--- Source material ---

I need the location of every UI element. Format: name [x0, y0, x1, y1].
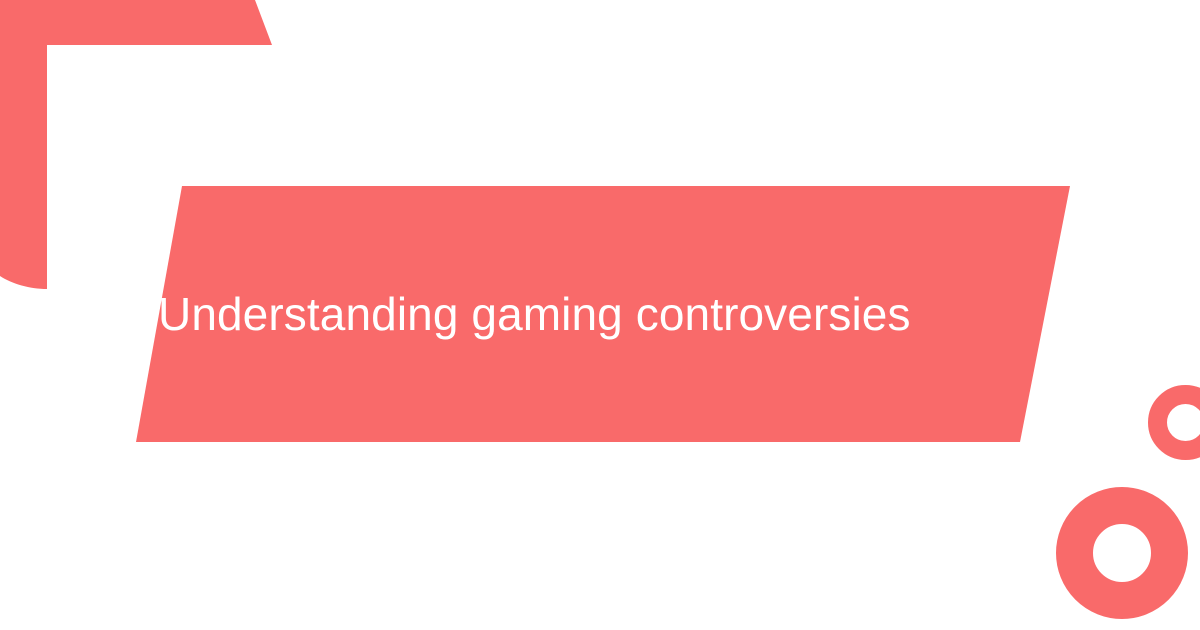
top-left-corner-bracket-icon	[0, 0, 272, 289]
large-ring-icon	[1056, 487, 1188, 619]
graphic-canvas: Understanding gaming controversies	[0, 0, 1200, 630]
decorative-shapes-layer	[0, 0, 1200, 630]
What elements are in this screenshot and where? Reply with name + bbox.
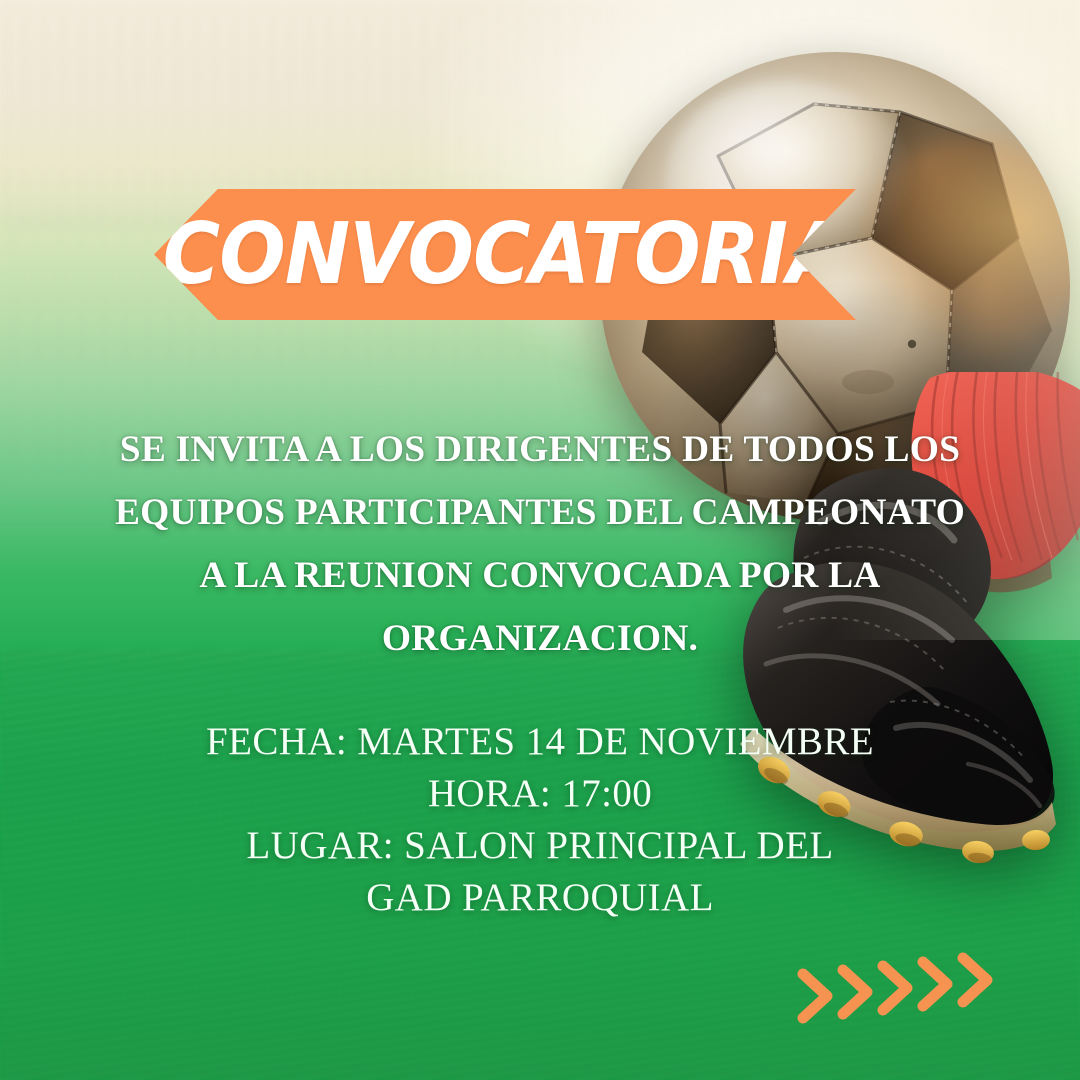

---

Please copy every item above word for word, leaving the pictures out.

I need the location of every UI element. Format: name [x0, y0, x1, y1].
top-left-corner-bracket-icon	[0, 0, 272, 289]
large-ring-icon	[1056, 487, 1188, 619]
graphic-canvas: Understanding gaming controversies	[0, 0, 1200, 630]
decorative-shapes-layer	[0, 0, 1200, 630]
What elements are in this screenshot and where? Reply with name + bbox.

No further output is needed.